Request =
Below is a set of entries. Reproduce exactly the lines from the one containing "Give me a plain-text" through the end, both included.
::::::::
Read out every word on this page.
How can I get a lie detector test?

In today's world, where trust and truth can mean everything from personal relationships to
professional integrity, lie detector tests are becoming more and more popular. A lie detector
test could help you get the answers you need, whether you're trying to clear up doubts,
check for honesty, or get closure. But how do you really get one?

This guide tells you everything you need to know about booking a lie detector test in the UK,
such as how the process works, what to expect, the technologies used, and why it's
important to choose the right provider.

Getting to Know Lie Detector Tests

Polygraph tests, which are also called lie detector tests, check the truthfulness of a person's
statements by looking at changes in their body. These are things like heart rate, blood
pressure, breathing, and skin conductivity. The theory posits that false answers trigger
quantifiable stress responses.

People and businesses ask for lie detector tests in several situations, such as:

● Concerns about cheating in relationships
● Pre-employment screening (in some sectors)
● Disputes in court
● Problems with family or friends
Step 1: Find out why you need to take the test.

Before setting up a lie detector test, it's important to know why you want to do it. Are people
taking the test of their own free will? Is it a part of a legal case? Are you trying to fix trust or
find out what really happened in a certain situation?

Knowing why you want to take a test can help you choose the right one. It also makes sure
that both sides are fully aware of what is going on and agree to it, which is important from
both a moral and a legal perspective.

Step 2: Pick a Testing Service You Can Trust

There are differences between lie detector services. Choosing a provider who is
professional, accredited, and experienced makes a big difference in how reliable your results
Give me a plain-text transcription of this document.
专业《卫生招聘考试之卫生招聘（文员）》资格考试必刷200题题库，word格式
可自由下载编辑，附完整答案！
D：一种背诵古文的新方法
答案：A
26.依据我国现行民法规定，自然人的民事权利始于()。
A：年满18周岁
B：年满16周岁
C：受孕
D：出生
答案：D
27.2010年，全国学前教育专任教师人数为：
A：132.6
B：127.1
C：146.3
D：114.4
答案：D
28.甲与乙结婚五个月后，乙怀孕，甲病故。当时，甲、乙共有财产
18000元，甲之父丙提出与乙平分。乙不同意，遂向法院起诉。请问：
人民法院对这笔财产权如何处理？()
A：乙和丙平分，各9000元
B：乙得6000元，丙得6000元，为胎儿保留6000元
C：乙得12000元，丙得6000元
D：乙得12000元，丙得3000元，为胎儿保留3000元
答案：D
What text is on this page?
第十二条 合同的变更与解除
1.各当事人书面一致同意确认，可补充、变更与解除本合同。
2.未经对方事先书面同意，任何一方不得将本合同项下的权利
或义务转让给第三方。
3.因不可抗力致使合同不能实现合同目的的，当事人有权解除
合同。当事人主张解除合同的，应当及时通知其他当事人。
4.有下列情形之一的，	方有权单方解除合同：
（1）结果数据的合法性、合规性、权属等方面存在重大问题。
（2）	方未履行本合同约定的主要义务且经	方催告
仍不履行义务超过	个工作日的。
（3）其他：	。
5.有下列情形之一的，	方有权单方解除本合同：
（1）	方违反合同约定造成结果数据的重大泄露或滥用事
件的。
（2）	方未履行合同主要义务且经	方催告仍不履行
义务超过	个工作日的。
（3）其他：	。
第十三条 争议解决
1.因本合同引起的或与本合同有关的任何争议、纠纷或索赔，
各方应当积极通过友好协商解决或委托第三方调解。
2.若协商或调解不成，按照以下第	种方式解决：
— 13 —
::::::::
Problem solution =
Give me a plain-text transcription of this document.
专业《卫生招聘考试之卫生招聘（文员）》资格考试必刷200题题库，word格式
可自由下载编辑，附完整答案！
D：一种背诵古文的新方法
答案：A
26.依据我国现行民法规定，自然人的民事权利始于()。
A：年满18周岁
B：年满16周岁
C：受孕
D：出生
答案：D
27.2010年，全国学前教育专任教师人数为：
A：132.6
B：127.1
C：146.3
D：114.4
答案：D
28.甲与乙结婚五个月后，乙怀孕，甲病故。当时，甲、乙共有财产
18000元，甲之父丙提出与乙平分。乙不同意，遂向法院起诉。请问：
人民法院对这笔财产权如何处理？()
A：乙和丙平分，各9000元
B：乙得6000元，丙得6000元，为胎儿保留6000元
C：乙得12000元，丙得6000元
D：乙得12000元，丙得3000元，为胎儿保留3000元
答案：D
What text is on this page?
第十二条 合同的变更与解除
1.各当事人书面一致同意确认，可补充、变更与解除本合同。
2.未经对方事先书面同意，任何一方不得将本合同项下的权利
或义务转让给第三方。
3.因不可抗力致使合同不能实现合同目的的，当事人有权解除
合同。当事人主张解除合同的，应当及时通知其他当事人。
4.有下列情形之一的，	方有权单方解除合同：
（1）结果数据的合法性、合规性、权属等方面存在重大问题。
（2）	方未履行本合同约定的主要义务且经	方催告
仍不履行义务超过	个工作日的。
（3）其他：	。
5.有下列情形之一的，	方有权单方解除本合同：
（1）	方违反合同约定造成结果数据的重大泄露或滥用事
件的。
（2）	方未履行合同主要义务且经	方催告仍不履行
义务超过	个工作日的。
（3）其他：	。
第十三条 争议解决
1.因本合同引起的或与本合同有关的任何争议、纠纷或索赔，
各方应当积极通过友好协商解决或委托第三方调解。
2.若协商或调解不成，按照以下第	种方式解决：
— 13 —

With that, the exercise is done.